## Set task:
In the data below, locate each line with the word "speakers" and list it.

--- START Supplied material ---

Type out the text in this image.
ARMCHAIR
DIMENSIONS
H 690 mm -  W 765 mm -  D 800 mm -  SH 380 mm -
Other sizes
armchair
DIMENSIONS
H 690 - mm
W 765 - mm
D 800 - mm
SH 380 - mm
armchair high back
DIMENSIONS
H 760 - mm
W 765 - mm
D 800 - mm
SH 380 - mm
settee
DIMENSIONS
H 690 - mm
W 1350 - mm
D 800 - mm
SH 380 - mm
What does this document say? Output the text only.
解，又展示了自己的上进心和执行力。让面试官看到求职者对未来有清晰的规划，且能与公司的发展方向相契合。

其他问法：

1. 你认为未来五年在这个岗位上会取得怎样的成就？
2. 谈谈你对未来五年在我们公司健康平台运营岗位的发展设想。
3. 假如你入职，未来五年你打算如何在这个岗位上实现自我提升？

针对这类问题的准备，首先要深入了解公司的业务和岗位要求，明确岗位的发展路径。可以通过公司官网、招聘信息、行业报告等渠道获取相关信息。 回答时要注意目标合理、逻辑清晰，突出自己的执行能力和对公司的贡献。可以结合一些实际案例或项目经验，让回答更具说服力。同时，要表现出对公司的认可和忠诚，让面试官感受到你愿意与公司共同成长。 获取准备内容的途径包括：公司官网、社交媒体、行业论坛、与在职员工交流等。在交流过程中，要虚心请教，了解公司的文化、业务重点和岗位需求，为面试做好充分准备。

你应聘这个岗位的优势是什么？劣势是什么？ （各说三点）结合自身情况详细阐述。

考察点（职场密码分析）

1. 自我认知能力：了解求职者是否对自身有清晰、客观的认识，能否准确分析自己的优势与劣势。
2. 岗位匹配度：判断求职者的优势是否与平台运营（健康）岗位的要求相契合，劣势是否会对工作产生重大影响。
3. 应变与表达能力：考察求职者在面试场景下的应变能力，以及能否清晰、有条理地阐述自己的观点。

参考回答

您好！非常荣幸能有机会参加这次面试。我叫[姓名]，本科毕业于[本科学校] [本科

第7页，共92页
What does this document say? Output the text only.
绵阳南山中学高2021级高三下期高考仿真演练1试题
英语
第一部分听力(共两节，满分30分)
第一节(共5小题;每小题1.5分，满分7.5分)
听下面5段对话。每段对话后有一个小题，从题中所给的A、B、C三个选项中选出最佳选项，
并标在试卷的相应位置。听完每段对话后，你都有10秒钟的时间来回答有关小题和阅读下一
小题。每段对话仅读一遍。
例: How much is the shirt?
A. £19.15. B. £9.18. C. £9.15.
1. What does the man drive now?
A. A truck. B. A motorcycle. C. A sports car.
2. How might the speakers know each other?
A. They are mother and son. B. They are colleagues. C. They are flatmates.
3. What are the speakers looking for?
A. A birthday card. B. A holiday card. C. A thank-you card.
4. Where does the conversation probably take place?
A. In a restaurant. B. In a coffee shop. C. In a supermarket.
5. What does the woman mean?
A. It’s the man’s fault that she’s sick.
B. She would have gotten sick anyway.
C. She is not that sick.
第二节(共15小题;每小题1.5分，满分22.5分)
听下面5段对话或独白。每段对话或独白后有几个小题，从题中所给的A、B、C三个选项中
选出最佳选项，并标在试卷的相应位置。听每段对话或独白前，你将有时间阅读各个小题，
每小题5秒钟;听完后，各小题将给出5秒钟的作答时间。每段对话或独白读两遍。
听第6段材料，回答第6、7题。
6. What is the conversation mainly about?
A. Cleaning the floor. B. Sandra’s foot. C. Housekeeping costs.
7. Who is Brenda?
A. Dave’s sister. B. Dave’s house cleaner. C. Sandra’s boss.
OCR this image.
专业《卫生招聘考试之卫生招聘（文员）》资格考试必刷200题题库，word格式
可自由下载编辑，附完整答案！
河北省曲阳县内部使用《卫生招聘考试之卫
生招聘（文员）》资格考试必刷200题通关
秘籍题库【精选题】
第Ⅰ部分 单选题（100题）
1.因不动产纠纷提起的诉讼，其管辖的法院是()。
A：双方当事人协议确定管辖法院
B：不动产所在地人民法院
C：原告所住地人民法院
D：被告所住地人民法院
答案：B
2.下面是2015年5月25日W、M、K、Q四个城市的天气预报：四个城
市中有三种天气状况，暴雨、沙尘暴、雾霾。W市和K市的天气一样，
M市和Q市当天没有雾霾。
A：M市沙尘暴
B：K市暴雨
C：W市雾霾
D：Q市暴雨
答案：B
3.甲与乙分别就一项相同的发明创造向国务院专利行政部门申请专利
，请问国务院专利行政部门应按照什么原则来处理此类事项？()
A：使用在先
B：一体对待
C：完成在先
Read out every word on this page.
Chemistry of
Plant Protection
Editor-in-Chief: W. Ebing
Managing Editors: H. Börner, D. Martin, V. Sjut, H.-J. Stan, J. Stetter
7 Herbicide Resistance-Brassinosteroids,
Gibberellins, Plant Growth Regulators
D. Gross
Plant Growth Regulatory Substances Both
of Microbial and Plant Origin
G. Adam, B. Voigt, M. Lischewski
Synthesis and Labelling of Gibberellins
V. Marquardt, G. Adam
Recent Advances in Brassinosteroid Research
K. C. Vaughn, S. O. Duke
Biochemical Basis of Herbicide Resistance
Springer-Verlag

--- END Supplied material ---

## Answer for the task:
2. How might the speakers know each other?
3. What are the speakers looking for?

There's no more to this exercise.